Collection entries

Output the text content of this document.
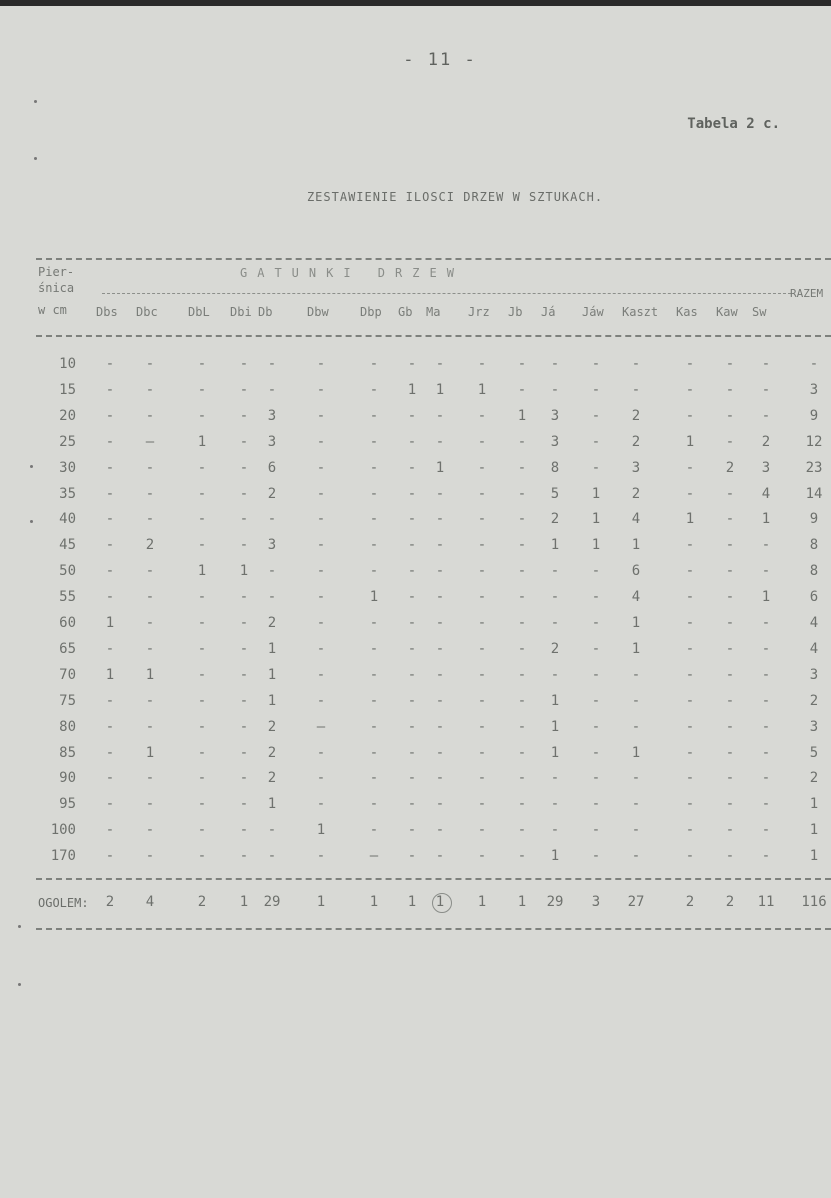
- 11 -
Tabela 2 c.
ZESTAWIENIE ILOSCI DRZEW W SZTUKACH.
Pier-
śnica
w cm
GATUNKI DRZEW
RAZEM
Dbs Dbc	DbL Dbi Db	Dbw	Dbp Gb Ma Jrz Jb Já Jáw Kaszt Kas Kaw Sw
10	-	-	-	-	-	-	-	-	-	-	-	-	-	-	-	-	-	-
15	-	-	-	-	-	-	-	1	1	1	-	-	-	-	-	-	-	3
20	-	-	-	-	3	-	-	-	-	-	1	3	-	2	-	-	-	9
25	-	—	1	-	3	-	-	-	-	-	-	3	-	2	1	-	2	12
30	-	-	-	-	6	-	-	-	1	-	-	8	-	3	-	2	3	23
35	-	-	-	-	2	-	-	-	-	-	-	5	1	2	-	-	4	14
40	-	-	-	-	-	-	-	-	-	-	-	2	1	4	1	-	1	9
45	-	2	-	-	3	-	-	-	-	-	-	1	1	1	-	-	-	8
50	-	-	1	1	-	-	-	-	-	-	-	-	-	6	-	-	-	8
55	-	-	-	-	-	-	1	-	-	-	-	-	-	4	-	-	1	6
60	1	-	-	-	2	-	-	-	-	-	-	-	-	1	-	-	-	4
65	-	-	-	-	1	-	-	-	-	-	-	2	-	1	-	-	-	4
70	1	1	-	-	1	-	-	-	-	-	-	-	-	-	-	-	-	3
75	-	-	-	-	1	-	-	-	-	-	-	1	-	-	-	-	-	2
80	-	-	-	-	2	—	-	-	-	-	-	1	-	-	-	-	-	3
85	-	1	-	-	2	-	-	-	-	-	-	1	-	1	-	-	-	5
90	-	-	-	-	2	-	-	-	-	-	-	-	-	-	-	-	-	2
95	-	-	-	-	1	-	-	-	-	-	-	-	-	-	-	-	-	1
100	-	-	-	-	-	1	-	-	-	-	-	-	-	-	-	-	-	1
170	-	-	-	-	-	-	—	-	-	-	-	1	-	-	-	-	-	1
OGOLEM:	2	4	2	1	29	1	1	1	1	1	1	29	3	27	2	2	11	116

§ **Problem statement**
Output the data above without changes, apart from leaving out the pictures.

§ **Response to this exercise**
Output the text content of this document.
- 11 -
Tabela 2 c.
ZESTAWIENIE ILOSCI DRZEW W SZTUKACH.
Pier-
śnica
w cm
GATUNKI DRZEW
RAZEM
Dbs Dbc	DbL Dbi Db	Dbw	Dbp Gb Ma Jrz Jb Já Jáw Kaszt Kas Kaw Sw
10	-	-	-	-	-	-	-	-	-	-	-	-	-	-	-	-	-	-
15	-	-	-	-	-	-	-	1	1	1	-	-	-	-	-	-	-	3
20	-	-	-	-	3	-	-	-	-	-	1	3	-	2	-	-	-	9
25	-	—	1	-	3	-	-	-	-	-	-	3	-	2	1	-	2	12
30	-	-	-	-	6	-	-	-	1	-	-	8	-	3	-	2	3	23
35	-	-	-	-	2	-	-	-	-	-	-	5	1	2	-	-	4	14
40	-	-	-	-	-	-	-	-	-	-	-	2	1	4	1	-	1	9
45	-	2	-	-	3	-	-	-	-	-	-	1	1	1	-	-	-	8
50	-	-	1	1	-	-	-	-	-	-	-	-	-	6	-	-	-	8
55	-	-	-	-	-	-	1	-	-	-	-	-	-	4	-	-	1	6
60	1	-	-	-	2	-	-	-	-	-	-	-	-	1	-	-	-	4
65	-	-	-	-	1	-	-	-	-	-	-	2	-	1	-	-	-	4
70	1	1	-	-	1	-	-	-	-	-	-	-	-	-	-	-	-	3
75	-	-	-	-	1	-	-	-	-	-	-	1	-	-	-	-	-	2
80	-	-	-	-	2	—	-	-	-	-	-	1	-	-	-	-	-	3
85	-	1	-	-	2	-	-	-	-	-	-	1	-	1	-	-	-	5
90	-	-	-	-	2	-	-	-	-	-	-	-	-	-	-	-	-	2
95	-	-	-	-	1	-	-	-	-	-	-	-	-	-	-	-	-	1
100	-	-	-	-	-	1	-	-	-	-	-	-	-	-	-	-	-	1
170	-	-	-	-	-	-	—	-	-	-	-	1	-	-	-	-	-	1
OGOLEM:	2	4	2	1	29	1	1	1	1	1	1	29	3	27	2	2	11	116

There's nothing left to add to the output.